Stated problem 1 |
According to the sermon, how does Paul define a Christian in 1 Corinthians 1:2?

Text to read |

— start —

So now we have 1) sending to preach, 2) preaching the gospel about Jesus 
Christ, 3) hearing the gospel of Christ, 4) believing in this Christ, 5) 
calling on the Lord Christ for salvation. Let's take them one at a time
and 
apply them to our situation if we can. Let's go backward in the order Paul

does. We'll only cover two of them today.

1. Calling on the Lord

"Everyone who calls on the name of the Lord will be saved" (Romans 10:13).

Why does Paul mention calling on the Lord as something that needs to
happen 
after believing on the Lord? Aren't we justified by faith alone?

I think the reason Paul mentions "calling on the Lord" in addition to 
"believing on the Lord" is because he has in mind a salvation larger than 
simply justification alone. I think he means the whole experience of 
deliverance not only from the guilt of sin, but from its power and from
many 
temptations and many trials and from hell and the wrath of God in the last

day. God has ordained that we be justified by faith but that we express
that 
faith over and over throughout life, calling on the Lord for deliverance
and 
help in a thousand ways.

You see this again and again in the Psalms, and in the gospels. Psalm
18:3, 
"I call upon the Lord, who is worthy to be praised, and I am saved from my

enemies." Psalm 50:15, "Call upon me in the day of trouble; I will deliver

you, and you shall glorify me." Psalm 91:15, "When he calls to me, I will 
answer him; I will be with him in trouble; I will rescue him and honor
him." 
Psalm 145:18, "The Lord is near to all who call on him, to all who call on

him in truth."

And just one example from Jesus' life. Blind Bartimaeus hears that Jesus
is 
coming and starts calling out, "Jesus, Son of David, have mercy on me!"
And 
Jesus says to him, "What do you want me to do for you?" And the blind man 
said to him, "Rabbi, let me recover my sight." Then Jesus says, "Go your 
way; your faith has made you well" (Mark 10:46-52). So Jesus sees
Bartimaeus' 
calling as an outgrowth or evidence of his faith and even points to the 
faith as decisive.

So Paul sees the issue of salvation here as the total blessing that comes 
from having Jesus as your Lord all through your life and into eternity.
It's 
the salvation of Romans 8:28 - all things working together for our good - 
forever. And he says that this blessing comes through calling on the Lord.

That is the way we should live our lives. We should call on the Lord 
continually.

In fact in 1 Corinthians 1:2 Paul defines a Christian this way. He writes,

"To the church of God that is in Corinth, to those sanctified in Christ 
Jesus, called to be saints together with all those who in every place call

upon the name of our Lord Jesus Christ." That's what a Christian is:
"those 
who call on the name of our Lord Jesus Christ." Do you call on him? 
Sometimes people ask if it's OK to pray to Jesus. Well, Paul defines a 
Christian as a person who continually prays to Jesus. "Lord Jesus, I am 
failing, help me." "Lord Jesus, I am weak, strengthen me." "Lord Jesus, I
am 
lost and confused, guide me." "Lord Jesus, I am caught in a web of 
temptation and sin, deliver me." That is what it means to be a Christian.

That leads to the second of Paul's five steps toward salvation - moving 
backward.

— end —

Dataset excerpt |
— start —

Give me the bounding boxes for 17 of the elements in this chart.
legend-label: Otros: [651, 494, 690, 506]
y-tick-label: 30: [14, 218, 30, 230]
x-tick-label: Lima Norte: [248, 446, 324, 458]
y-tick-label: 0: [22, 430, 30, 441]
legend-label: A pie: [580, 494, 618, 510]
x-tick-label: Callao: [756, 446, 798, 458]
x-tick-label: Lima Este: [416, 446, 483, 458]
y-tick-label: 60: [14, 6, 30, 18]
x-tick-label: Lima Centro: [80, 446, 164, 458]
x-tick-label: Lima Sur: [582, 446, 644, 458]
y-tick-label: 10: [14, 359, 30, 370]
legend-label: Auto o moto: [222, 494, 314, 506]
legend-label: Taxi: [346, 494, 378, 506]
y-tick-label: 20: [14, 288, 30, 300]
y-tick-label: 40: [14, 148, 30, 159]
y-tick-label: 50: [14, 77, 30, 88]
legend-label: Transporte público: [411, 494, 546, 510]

— end —
— start —

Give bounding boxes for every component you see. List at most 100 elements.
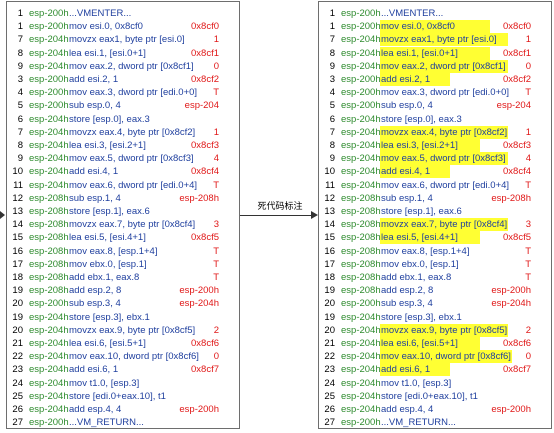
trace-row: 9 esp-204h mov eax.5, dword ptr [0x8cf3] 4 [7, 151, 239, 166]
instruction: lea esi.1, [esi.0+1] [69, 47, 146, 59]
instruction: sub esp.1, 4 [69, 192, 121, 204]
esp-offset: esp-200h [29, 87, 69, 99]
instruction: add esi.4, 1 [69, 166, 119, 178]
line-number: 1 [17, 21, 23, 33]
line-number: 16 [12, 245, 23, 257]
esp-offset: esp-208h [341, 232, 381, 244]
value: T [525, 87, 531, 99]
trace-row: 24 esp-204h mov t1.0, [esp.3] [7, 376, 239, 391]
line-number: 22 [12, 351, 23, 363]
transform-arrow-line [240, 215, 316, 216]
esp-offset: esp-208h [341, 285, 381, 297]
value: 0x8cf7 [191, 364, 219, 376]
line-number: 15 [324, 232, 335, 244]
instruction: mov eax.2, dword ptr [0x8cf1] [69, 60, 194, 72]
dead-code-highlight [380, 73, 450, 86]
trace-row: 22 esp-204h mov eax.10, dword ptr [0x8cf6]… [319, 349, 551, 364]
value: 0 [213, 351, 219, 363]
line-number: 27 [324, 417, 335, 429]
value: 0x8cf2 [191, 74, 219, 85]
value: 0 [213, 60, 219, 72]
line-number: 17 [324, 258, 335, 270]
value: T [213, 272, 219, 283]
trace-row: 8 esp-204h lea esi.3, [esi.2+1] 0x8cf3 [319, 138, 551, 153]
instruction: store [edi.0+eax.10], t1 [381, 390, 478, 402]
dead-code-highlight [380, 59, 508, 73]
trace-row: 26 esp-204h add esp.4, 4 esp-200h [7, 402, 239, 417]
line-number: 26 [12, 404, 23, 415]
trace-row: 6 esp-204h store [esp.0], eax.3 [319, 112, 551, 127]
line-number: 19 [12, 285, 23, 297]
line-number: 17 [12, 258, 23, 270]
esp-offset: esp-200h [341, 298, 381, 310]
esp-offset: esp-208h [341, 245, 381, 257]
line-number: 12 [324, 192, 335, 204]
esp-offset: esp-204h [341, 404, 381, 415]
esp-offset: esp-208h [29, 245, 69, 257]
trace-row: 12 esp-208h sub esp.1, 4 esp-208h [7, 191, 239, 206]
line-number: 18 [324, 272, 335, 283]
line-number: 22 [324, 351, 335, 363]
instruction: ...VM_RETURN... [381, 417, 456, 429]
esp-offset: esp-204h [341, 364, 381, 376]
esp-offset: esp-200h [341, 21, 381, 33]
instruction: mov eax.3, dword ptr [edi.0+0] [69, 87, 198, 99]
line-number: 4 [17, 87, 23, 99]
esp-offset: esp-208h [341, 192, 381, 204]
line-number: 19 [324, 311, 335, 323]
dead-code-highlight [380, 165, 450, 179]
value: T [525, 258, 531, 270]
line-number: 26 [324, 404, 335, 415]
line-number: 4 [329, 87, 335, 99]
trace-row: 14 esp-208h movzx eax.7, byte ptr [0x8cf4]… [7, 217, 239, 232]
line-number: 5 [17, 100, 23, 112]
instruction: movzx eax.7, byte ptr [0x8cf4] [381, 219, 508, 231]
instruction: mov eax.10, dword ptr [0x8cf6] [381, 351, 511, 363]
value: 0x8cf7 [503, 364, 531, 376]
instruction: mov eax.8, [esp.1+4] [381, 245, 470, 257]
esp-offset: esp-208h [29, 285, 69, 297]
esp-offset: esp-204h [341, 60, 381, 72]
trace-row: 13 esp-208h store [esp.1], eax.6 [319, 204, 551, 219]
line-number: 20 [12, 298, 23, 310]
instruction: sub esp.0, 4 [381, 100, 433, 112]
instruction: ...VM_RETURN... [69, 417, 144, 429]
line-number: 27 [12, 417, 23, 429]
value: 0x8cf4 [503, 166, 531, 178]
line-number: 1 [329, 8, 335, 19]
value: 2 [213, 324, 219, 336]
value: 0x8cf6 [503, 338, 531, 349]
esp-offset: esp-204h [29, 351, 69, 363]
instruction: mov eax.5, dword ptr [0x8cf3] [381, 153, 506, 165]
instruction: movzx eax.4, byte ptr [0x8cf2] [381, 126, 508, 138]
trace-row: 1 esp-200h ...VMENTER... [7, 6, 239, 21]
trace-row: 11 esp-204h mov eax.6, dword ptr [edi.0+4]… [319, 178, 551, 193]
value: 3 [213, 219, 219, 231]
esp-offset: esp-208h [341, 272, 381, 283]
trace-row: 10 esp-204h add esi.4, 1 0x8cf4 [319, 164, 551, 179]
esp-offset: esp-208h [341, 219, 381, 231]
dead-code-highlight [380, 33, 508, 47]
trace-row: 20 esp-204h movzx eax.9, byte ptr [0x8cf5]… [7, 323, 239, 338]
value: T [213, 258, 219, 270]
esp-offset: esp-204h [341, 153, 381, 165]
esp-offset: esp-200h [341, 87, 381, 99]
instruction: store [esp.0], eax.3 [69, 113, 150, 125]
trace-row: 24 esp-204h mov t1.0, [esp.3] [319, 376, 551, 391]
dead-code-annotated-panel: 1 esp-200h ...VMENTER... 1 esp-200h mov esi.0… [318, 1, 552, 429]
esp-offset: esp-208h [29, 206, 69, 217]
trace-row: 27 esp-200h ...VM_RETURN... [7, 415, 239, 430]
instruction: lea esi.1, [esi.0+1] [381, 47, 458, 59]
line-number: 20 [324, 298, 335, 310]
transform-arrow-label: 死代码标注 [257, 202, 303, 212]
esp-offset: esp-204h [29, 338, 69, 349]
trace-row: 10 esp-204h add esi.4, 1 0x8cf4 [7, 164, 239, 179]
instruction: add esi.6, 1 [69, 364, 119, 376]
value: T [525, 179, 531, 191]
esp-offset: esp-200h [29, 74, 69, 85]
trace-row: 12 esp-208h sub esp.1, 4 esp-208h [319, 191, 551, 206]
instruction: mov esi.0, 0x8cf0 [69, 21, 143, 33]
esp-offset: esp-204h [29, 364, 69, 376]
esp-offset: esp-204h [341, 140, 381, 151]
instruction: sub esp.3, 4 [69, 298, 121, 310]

— end —
— start —

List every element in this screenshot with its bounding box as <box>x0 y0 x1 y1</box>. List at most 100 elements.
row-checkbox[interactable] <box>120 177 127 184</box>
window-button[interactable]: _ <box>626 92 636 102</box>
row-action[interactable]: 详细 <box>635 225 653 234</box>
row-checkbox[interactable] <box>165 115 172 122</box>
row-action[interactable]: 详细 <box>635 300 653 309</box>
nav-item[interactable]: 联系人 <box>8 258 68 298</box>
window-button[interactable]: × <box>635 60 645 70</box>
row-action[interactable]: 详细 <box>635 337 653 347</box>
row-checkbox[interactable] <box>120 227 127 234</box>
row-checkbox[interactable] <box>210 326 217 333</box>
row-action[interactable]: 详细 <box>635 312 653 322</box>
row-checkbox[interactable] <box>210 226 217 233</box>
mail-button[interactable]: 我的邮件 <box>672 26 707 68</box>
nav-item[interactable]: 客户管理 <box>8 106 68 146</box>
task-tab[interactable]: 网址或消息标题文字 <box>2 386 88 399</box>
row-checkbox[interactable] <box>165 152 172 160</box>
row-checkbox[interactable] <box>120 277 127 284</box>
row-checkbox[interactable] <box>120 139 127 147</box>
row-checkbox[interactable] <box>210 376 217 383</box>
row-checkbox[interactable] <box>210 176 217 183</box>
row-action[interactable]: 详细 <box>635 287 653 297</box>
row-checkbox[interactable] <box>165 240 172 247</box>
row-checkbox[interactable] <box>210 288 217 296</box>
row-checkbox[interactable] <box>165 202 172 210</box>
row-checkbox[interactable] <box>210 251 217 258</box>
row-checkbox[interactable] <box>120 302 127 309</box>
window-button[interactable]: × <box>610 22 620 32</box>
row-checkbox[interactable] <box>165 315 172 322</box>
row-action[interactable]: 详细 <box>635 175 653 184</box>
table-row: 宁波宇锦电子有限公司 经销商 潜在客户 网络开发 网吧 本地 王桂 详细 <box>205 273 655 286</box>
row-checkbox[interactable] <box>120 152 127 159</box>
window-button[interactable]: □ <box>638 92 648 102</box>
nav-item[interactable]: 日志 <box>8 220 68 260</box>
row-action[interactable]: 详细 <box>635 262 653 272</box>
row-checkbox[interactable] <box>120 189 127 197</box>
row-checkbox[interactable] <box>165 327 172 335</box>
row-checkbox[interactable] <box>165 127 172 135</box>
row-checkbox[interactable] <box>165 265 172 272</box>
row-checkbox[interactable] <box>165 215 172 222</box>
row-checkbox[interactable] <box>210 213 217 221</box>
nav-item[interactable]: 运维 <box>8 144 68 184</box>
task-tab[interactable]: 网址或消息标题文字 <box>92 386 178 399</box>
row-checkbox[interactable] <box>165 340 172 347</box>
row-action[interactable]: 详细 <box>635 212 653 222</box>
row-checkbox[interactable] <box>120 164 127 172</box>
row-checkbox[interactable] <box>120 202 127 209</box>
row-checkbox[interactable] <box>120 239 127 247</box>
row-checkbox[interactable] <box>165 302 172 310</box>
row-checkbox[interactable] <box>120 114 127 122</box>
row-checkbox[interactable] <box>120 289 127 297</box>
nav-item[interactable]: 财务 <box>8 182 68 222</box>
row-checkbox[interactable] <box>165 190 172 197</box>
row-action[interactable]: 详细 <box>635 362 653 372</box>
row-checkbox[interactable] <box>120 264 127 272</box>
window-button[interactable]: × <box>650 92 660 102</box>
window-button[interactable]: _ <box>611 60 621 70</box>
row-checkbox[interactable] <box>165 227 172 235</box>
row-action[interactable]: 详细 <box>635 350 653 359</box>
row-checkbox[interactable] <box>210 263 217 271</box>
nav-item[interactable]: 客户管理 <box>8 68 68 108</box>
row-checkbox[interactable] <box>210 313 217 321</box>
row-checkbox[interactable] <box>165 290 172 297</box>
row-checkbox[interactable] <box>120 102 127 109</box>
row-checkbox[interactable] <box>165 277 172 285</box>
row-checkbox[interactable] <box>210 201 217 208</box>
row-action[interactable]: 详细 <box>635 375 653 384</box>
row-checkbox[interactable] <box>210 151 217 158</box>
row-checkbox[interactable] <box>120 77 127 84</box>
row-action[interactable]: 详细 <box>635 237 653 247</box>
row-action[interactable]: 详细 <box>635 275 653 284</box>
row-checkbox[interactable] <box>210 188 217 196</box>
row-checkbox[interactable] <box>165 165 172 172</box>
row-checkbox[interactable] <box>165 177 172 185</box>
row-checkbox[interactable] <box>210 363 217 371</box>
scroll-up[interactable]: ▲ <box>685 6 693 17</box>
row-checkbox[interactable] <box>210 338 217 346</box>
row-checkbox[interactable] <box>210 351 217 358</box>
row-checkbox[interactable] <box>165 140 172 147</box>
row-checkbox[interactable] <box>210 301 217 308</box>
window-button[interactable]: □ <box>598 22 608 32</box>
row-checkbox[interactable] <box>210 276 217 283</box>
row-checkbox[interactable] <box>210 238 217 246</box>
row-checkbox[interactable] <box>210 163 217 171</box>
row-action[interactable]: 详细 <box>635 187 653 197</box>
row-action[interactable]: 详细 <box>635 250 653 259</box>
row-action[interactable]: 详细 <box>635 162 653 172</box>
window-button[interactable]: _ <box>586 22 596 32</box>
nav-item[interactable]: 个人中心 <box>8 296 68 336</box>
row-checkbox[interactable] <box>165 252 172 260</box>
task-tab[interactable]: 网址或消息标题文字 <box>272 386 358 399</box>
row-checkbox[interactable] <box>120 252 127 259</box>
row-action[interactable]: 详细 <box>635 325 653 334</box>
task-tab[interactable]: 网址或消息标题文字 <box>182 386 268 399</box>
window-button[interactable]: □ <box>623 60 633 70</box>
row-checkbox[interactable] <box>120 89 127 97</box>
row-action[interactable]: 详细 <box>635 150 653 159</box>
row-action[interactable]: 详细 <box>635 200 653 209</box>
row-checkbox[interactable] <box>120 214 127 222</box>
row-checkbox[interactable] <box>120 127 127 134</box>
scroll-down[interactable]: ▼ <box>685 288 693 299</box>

— end —

Stated problem 2 |
Please reproduce the stretch of records from the line containing "Give me the" through the line containing "x-tick-label: Callao: [756, 446, 798, 458]", swapping "legend-label" for "legend-entry" and leaving everything else unchanged.

Full solution 1 |
As "those who call on the name of our Lord Jesus Christ."

Full solution 2 |
Give me the bounding boxes for 17 of the elements in this chart.
legend-entry: Otros: [651, 494, 690, 506]
y-tick-label: 30: [14, 218, 30, 230]
x-tick-label: Lima Norte: [248, 446, 324, 458]
y-tick-label: 0: [22, 430, 30, 441]
legend-entry: A pie: [580, 494, 618, 510]
x-tick-label: Callao: [756, 446, 798, 458]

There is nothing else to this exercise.